-- BEGIN Provided data --

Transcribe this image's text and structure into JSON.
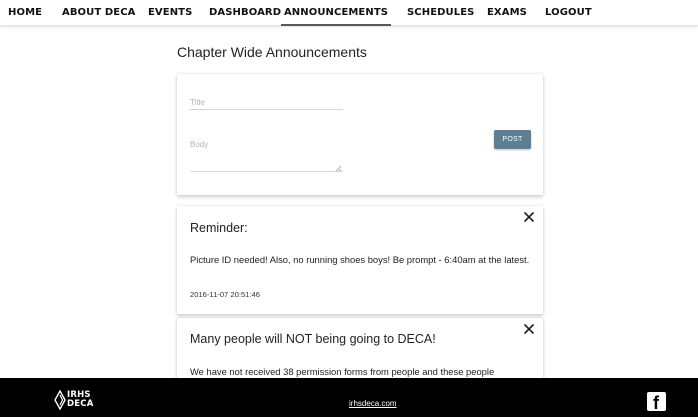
{
  "nav": {
    "items": [
      {
        "label": "HOME"
      },
      {
        "label": "ABOUT DECA"
      },
      {
        "label": "EVENTS"
      },
      {
        "label": "DASHBOARD"
      },
      {
        "label": "ANNOUNCEMENTS",
        "active": true
      },
      {
        "label": "SCHEDULES"
      },
      {
        "label": "EXAMS"
      },
      {
        "label": "LOGOUT"
      }
    ]
  },
  "page": {
    "title": "Chapter Wide Announcements"
  },
  "composer": {
    "title_placeholder": "Title",
    "body_placeholder": "Body",
    "post_label": "POST"
  },
  "announcements": [
    {
      "title": "Reminder:",
      "body": "Picture ID needed! Also, no running shoes boys! Be prompt - 6:40am at the latest.",
      "timestamp": "2016-11-07 20:51:46"
    },
    {
      "title": "Many people will NOT being going to DECA!",
      "body": "We have not received 38 permission forms from people and these people"
    }
  ],
  "footer": {
    "logo_line1": "IRHS",
    "logo_line2": "DECA",
    "link": "irhsdeca.com",
    "social_icon": "facebook-icon"
  },
  "colors": {
    "post_button": "#5d7f93",
    "footer_bg": "#000000",
    "nav_active_underline": "#5a5a5a"
  }
}
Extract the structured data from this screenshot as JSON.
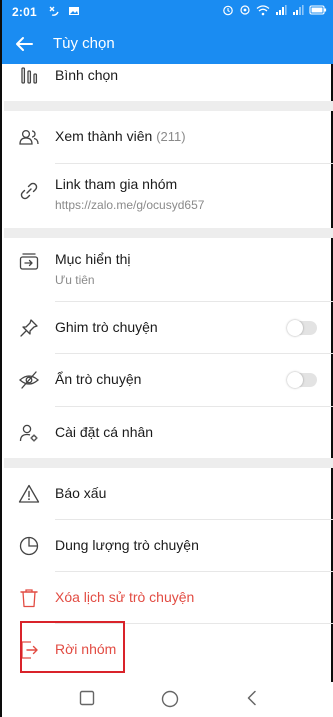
{
  "status_bar": {
    "time": "2:01",
    "icons_left": [
      "missed-call-icon",
      "image-notification-icon"
    ],
    "icons_right": [
      "alarm-icon",
      "sync-icon",
      "wifi-icon",
      "signal-icon",
      "signal-icon",
      "battery-icon"
    ]
  },
  "app_bar": {
    "title": "Tùy chọn"
  },
  "options": {
    "poll": {
      "label": "Bình chọn"
    },
    "members": {
      "label": "Xem thành viên",
      "count": "(211)"
    },
    "group_link": {
      "label": "Link tham gia nhóm",
      "url": "https://zalo.me/g/ocusyd657"
    },
    "display_folder": {
      "label": "Mục hiển thị",
      "value": "Ưu tiên"
    },
    "pin_chat": {
      "label": "Ghim trò chuyện",
      "toggle_on": false
    },
    "hide_chat": {
      "label": "Ẩn trò chuyện",
      "toggle_on": false
    },
    "personal_settings": {
      "label": "Cài đặt cá nhân"
    },
    "report": {
      "label": "Báo xấu"
    },
    "storage": {
      "label": "Dung lượng trò chuyện"
    },
    "clear_history": {
      "label": "Xóa lịch sử trò chuyện"
    },
    "leave_group": {
      "label": "Rời nhóm"
    }
  },
  "colors": {
    "brand_blue": "#1a8cf2",
    "danger_red": "#e24c43",
    "highlight_box": "#d9232a"
  },
  "nav_bar": {
    "buttons": [
      "recent-apps-icon",
      "home-icon",
      "back-icon"
    ]
  }
}
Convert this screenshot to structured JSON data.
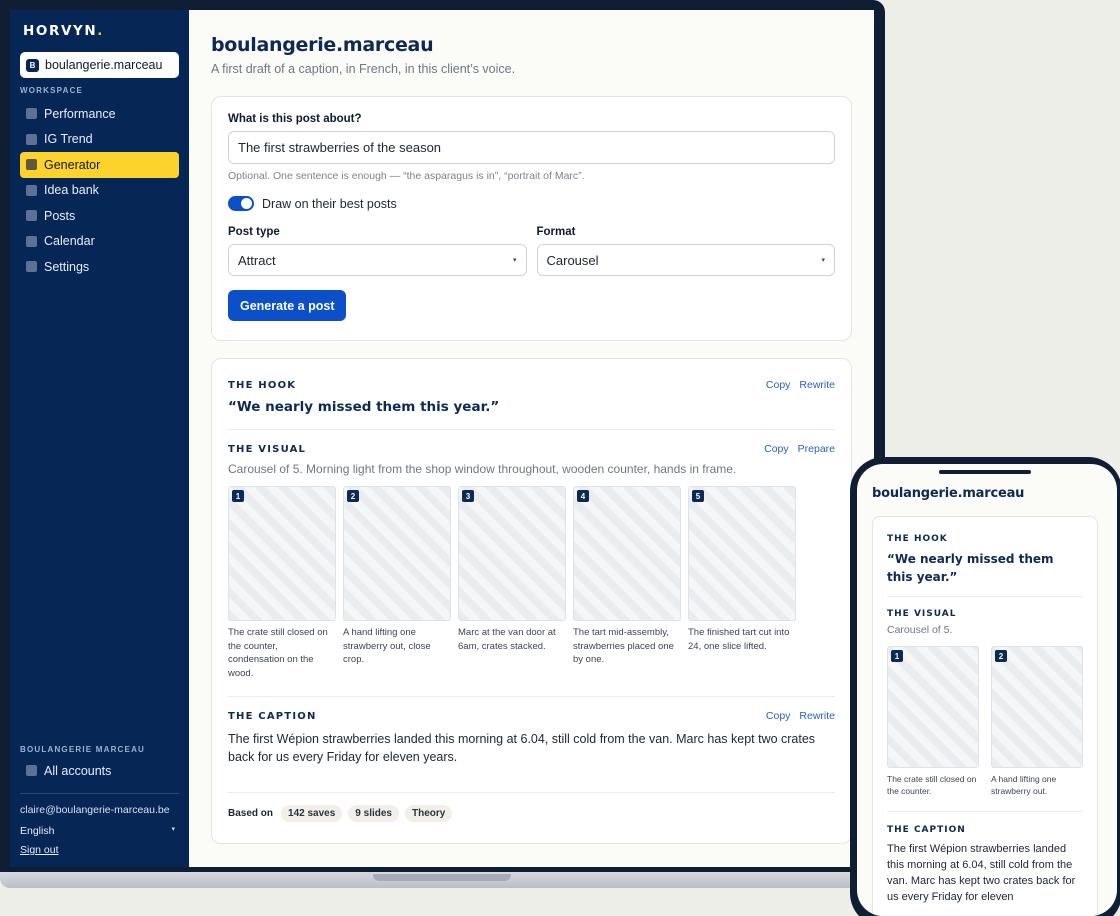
{
  "brand": {
    "name": "HORVYN",
    "dot": "."
  },
  "account": {
    "badge": "B",
    "handle": "boulangerie.marceau"
  },
  "sidebar": {
    "workspace_label": "WORKSPACE",
    "items": [
      {
        "label": "Performance",
        "icon": "square-icon",
        "active": false
      },
      {
        "label": "IG Trend",
        "icon": "square-icon",
        "active": false
      },
      {
        "label": "Generator",
        "icon": "square-icon",
        "active": true
      },
      {
        "label": "Idea bank",
        "icon": "square-icon",
        "active": false
      },
      {
        "label": "Posts",
        "icon": "square-icon",
        "active": false
      },
      {
        "label": "Calendar",
        "icon": "square-icon",
        "active": false
      },
      {
        "label": "Settings",
        "icon": "square-icon",
        "active": false
      }
    ],
    "group_label": "BOULANGERIE MARCEAU",
    "all_accounts": "All accounts",
    "email": "claire@boulangerie-marceau.be",
    "language": "English",
    "language_caret": "▾",
    "sign_out": "Sign out"
  },
  "main": {
    "title": "boulangerie.marceau",
    "subtitle": "A first draft of a caption, in French, in this client’s voice."
  },
  "form": {
    "about_label": "What is this post about?",
    "about_value": "The first strawberries of the season",
    "about_hint": "Optional. One sentence is enough — “the asparagus is in”, “portrait of Marc”.",
    "toggle_label": "Draw on their best posts",
    "toggle_on": true,
    "post_type_label": "Post type",
    "post_type_value": "Attract",
    "format_label": "Format",
    "format_value": "Carousel",
    "select_caret": "▾",
    "generate_button": "Generate a post"
  },
  "result": {
    "hook": {
      "title": "THE HOOK",
      "copy": "Copy",
      "rewrite": "Rewrite",
      "text": "“We nearly missed them this year.”"
    },
    "visual": {
      "title": "THE VISUAL",
      "copy": "Copy",
      "prepare": "Prepare",
      "description": "Carousel of 5. Morning light from the shop window throughout, wooden counter, hands in frame.",
      "slides": [
        {
          "num": "1",
          "caption": "The crate still closed on the counter, condensation on the wood."
        },
        {
          "num": "2",
          "caption": "A hand lifting one strawberry out, close crop."
        },
        {
          "num": "3",
          "caption": "Marc at the van door at 6am, crates stacked."
        },
        {
          "num": "4",
          "caption": "The tart mid-assembly, strawberries placed one by one."
        },
        {
          "num": "5",
          "caption": "The finished tart cut into 24, one slice lifted."
        }
      ]
    },
    "caption": {
      "title": "THE CAPTION",
      "copy": "Copy",
      "rewrite": "Rewrite",
      "text": "The first Wépion strawberries landed this morning at 6.04, still cold from the van. Marc has kept two crates back for us every Friday for eleven years."
    },
    "based_on": {
      "label": "Based on",
      "chips": [
        "142 saves",
        "9 slides",
        "Theory"
      ]
    }
  },
  "phone": {
    "title": "boulangerie.marceau",
    "hook_title": "THE HOOK",
    "hook_text": "“We nearly missed them this year.”",
    "visual_title": "THE VISUAL",
    "visual_desc": "Carousel of 5.",
    "slides": [
      {
        "num": "1",
        "caption": "The crate still closed on the counter."
      },
      {
        "num": "2",
        "caption": "A hand lifting one strawberry out."
      }
    ],
    "caption_title": "THE CAPTION",
    "caption_text": "The first Wépion strawberries landed this morning at 6.04, still cold from the van. Marc has kept two crates back for us every Friday for eleven"
  }
}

-- END Provided data --

● **Problem requirements**: Using the entries above, return each line in which the word "image" occurs.

● **Response to the exercise**:
Transcribe this image's text and structure into JSON.
      "image-notification-icon"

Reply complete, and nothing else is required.